Dataset records:
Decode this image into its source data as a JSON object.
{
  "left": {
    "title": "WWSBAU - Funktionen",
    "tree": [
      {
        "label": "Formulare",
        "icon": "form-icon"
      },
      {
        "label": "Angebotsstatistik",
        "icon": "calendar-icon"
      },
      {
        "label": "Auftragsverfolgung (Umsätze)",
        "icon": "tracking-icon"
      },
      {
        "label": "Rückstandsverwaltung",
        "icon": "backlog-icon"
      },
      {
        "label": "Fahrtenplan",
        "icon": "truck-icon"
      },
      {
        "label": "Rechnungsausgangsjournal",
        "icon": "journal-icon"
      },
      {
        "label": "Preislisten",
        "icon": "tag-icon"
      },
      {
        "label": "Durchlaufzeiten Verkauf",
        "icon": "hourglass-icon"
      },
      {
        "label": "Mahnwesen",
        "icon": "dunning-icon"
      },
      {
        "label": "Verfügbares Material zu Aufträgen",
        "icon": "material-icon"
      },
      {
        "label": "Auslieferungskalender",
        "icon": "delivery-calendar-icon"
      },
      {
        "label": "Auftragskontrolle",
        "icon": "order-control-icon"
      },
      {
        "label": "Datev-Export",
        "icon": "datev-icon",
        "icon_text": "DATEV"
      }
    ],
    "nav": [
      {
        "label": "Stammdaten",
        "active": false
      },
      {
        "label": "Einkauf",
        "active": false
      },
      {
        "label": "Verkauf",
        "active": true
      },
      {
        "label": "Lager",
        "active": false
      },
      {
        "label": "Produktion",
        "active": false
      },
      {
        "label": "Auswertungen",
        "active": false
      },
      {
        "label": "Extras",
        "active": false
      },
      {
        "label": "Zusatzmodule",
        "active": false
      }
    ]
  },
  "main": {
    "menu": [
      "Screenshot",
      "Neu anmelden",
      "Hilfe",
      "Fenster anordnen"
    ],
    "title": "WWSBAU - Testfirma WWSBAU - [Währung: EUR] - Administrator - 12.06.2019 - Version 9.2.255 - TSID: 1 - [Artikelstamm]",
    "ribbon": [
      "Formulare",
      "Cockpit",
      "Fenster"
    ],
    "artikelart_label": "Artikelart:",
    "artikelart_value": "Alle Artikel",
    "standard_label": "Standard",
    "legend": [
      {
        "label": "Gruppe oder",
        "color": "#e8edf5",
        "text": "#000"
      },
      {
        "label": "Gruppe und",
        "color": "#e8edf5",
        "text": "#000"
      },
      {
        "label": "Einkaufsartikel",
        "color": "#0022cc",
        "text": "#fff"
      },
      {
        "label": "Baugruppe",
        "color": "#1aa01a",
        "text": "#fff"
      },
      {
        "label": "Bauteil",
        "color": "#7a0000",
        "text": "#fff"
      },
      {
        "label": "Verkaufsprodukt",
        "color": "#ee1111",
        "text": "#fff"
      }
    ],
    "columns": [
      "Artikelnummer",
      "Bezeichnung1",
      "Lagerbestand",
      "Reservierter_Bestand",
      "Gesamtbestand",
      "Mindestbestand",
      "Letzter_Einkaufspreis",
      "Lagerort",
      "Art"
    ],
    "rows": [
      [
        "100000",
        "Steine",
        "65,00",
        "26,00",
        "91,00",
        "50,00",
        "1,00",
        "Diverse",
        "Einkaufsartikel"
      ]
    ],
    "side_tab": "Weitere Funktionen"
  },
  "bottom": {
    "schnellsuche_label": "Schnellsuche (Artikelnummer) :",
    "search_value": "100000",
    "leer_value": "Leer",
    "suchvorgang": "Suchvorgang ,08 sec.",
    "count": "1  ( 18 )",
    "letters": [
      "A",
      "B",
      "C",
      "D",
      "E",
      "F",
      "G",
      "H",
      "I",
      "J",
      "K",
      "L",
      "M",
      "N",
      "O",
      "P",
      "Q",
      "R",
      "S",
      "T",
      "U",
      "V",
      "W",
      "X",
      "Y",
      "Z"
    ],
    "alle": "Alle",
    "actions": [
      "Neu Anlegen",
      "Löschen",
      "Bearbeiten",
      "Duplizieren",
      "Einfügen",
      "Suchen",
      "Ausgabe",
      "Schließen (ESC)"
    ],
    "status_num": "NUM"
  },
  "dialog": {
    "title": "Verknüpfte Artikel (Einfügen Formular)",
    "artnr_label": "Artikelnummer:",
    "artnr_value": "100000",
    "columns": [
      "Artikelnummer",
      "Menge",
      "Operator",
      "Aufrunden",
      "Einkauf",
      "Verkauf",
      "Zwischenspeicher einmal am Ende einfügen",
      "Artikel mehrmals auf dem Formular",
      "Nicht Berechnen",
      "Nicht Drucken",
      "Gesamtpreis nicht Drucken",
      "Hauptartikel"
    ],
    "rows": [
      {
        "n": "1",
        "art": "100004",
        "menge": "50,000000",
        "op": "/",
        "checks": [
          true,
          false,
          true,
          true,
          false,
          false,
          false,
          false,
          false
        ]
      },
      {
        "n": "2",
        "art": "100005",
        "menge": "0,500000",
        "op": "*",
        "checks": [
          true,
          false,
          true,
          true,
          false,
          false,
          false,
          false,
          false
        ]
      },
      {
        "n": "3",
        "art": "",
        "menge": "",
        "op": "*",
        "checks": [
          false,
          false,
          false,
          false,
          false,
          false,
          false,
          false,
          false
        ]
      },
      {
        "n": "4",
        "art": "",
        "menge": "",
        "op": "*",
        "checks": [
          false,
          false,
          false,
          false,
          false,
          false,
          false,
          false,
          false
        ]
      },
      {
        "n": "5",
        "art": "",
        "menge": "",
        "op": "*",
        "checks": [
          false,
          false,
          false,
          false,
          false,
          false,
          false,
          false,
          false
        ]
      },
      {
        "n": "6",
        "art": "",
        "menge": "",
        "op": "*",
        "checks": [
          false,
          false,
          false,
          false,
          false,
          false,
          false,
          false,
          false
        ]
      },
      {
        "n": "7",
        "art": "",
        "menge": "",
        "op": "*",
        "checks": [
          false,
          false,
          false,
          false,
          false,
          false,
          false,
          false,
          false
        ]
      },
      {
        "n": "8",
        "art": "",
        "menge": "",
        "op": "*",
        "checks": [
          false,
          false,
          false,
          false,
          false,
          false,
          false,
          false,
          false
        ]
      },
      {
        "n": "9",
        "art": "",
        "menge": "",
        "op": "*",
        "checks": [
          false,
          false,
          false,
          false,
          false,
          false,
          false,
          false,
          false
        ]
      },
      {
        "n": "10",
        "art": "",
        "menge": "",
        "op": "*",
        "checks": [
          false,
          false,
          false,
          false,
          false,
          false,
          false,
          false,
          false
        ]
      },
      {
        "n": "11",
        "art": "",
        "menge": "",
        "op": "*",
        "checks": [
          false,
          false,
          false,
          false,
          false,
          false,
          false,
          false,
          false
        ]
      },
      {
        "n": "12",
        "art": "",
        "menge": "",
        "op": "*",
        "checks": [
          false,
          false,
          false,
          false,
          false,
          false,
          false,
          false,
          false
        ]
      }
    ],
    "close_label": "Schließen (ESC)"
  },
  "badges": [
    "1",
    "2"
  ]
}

Instructions for the task:
Pull every line containing "Funktionen" from the material above.

Output below:
    "title": "WWSBAU - Funktionen",
    "side_tab": "Weitere Funktionen"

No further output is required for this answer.